== How to complete this task ==
Reproduce the passage of the Let's Encrypt guide for Synology starting at "1. Setup your" and ending at "give it a shot.".
═══ Page text ═══
LetsEncrypt.org is a free Certificate Authority for SSL certificates. The system is designed to allow you to automate requesting SSL certificates and installing them into your web server. As the solution is quite new, it does not work with Synology (yet?). Here's how you can do it manually. At a high level its not that complicated.

  1. Setup your domain to point to your Synology NAS
  2. Use LetsEncrypt.org scripts to get an SSL Certificate and validate you own your domain
  3. Install that certificate in Synology
  4. Export the CRT an KEY for use in other apps
  5. Configure those apps to use the CRT and KEY

The step by step isn't complicated, but there are quite a few steps and I can't document what you need to do for every step as your setup will vary depending on your network, routers, etc. But I wanted to share what I did so others can give it a shot.

Setup your domain and your Network to reach your Synology NAS

Before you get going, you have to be able to reach your Synology NAS on port 80 or 443 in the clear (i.e. with http) at the domain you plan to use. If you can't do that, you can't use this at all. The current Let's Encrypt scripts do not support doing the validation (ACME Challenge its called) on a custom port (yet).
═══ Entries shown ═══
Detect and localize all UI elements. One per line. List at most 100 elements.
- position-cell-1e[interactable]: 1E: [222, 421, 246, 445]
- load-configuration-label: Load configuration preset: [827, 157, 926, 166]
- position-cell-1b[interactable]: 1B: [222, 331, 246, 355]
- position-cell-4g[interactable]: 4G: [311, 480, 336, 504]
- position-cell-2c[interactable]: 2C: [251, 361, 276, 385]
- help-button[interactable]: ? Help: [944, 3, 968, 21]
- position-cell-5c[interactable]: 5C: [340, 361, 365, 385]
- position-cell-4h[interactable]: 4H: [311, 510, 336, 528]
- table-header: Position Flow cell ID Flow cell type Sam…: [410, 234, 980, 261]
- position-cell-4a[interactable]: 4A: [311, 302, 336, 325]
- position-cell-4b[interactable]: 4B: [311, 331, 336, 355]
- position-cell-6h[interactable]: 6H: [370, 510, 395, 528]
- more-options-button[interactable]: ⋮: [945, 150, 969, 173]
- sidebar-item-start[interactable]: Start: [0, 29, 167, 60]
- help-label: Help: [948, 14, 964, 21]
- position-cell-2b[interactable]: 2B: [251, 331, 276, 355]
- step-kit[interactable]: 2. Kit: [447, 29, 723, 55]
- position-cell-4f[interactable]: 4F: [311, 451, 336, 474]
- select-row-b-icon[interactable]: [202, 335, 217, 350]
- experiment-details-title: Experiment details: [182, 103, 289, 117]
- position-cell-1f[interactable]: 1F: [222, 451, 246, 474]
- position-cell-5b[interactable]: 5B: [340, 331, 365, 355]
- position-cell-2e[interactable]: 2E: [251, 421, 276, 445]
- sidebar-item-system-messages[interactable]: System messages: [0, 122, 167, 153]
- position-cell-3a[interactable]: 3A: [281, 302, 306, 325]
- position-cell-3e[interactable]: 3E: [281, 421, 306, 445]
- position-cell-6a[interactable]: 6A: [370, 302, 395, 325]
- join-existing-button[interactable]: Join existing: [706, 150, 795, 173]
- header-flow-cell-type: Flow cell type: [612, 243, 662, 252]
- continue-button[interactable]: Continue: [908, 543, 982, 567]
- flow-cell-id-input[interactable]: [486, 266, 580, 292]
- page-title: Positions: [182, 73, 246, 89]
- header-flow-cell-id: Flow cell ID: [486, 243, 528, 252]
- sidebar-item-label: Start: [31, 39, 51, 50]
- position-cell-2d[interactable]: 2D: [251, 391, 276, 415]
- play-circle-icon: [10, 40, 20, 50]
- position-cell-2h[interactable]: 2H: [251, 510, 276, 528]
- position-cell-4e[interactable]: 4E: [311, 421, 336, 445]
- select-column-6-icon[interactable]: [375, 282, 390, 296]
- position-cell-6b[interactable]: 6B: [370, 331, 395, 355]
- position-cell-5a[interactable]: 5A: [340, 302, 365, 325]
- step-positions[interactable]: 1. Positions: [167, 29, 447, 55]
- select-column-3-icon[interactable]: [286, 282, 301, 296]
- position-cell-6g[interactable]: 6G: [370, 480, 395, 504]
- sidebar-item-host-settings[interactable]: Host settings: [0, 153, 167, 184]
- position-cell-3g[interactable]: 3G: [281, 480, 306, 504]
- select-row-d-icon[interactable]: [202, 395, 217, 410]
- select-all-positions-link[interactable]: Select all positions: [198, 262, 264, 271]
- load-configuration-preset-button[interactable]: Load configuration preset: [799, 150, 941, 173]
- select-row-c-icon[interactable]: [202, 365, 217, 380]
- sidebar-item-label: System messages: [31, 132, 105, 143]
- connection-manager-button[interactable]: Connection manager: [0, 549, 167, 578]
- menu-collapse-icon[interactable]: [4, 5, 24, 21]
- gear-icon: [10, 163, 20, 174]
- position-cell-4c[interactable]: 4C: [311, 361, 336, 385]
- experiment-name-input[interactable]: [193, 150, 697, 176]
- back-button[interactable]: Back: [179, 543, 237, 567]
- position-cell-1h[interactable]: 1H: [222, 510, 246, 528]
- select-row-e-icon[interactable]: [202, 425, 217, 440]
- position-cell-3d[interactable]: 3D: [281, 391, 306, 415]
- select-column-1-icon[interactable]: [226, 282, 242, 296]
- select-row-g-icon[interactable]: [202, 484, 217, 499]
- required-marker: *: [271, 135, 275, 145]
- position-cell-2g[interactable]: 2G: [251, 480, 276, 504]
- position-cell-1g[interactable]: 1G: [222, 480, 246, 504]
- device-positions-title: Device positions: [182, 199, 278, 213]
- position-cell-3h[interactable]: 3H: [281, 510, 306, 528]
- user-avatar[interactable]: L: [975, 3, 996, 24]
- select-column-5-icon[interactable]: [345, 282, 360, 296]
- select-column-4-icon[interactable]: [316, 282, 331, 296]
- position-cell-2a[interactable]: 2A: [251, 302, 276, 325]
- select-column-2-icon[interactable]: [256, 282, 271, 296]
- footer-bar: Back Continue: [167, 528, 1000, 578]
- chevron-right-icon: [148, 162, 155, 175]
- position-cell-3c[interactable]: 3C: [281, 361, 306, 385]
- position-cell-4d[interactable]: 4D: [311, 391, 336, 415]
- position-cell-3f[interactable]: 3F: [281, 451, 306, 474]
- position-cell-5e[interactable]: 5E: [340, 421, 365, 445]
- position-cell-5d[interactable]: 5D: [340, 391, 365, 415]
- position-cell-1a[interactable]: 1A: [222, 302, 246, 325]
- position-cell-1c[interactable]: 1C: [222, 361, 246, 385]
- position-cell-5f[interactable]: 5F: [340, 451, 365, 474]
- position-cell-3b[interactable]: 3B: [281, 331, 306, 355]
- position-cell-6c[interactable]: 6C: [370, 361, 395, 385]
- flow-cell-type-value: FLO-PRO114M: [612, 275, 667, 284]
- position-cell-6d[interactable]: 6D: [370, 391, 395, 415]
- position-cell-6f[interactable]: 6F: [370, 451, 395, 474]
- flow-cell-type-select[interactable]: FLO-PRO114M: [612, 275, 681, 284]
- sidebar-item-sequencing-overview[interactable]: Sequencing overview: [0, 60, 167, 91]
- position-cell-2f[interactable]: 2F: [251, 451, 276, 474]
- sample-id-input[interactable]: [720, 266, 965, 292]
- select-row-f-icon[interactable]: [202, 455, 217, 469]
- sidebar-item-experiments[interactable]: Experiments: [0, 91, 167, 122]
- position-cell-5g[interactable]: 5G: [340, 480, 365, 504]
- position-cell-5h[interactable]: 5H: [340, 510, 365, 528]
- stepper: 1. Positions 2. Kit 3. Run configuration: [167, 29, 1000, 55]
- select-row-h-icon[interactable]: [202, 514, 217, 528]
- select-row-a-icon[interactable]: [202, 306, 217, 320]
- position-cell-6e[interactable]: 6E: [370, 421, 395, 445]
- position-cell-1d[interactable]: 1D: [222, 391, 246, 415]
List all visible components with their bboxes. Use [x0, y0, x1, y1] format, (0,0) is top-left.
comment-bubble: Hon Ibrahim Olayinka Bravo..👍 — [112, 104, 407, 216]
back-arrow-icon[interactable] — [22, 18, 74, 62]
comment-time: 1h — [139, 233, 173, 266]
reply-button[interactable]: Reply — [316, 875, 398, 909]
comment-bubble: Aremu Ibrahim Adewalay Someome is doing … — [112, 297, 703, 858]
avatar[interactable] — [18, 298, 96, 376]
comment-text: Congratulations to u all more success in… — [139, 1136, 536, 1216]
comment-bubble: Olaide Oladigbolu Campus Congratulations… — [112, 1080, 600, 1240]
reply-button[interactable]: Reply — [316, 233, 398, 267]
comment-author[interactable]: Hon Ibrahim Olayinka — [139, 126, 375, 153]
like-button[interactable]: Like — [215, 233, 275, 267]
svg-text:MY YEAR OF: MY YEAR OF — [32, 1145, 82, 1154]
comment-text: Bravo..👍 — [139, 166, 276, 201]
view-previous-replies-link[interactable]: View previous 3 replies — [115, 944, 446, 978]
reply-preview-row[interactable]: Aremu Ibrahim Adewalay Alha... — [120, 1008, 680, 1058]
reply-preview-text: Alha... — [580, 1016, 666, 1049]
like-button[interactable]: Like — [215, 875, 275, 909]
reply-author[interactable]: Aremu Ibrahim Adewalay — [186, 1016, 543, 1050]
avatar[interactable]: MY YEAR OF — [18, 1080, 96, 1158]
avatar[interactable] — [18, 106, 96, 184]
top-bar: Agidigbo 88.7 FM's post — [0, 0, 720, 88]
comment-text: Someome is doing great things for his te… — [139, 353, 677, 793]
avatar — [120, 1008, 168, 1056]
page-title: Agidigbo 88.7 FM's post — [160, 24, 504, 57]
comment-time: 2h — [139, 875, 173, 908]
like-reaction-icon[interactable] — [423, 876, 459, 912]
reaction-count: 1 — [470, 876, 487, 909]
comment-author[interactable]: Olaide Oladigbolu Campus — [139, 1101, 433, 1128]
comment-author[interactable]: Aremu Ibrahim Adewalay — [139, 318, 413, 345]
═══
== Reply to the exercise ==
1. Setup your domain to point to your Synology NAS
  2. Use LetsEncrypt.org scripts to get an SSL Certificate and validate you own your domain
  3. Install that certificate in Synology
  4. Export the CRT an KEY for use in other apps
  5. Configure those apps to use the CRT and KEY

The step by step isn't complicated, but there are quite a few steps and I can't document what you need to do for every step as your setup will vary depending on your network, routers, etc. But I wanted to share what I did so others can give it a shot.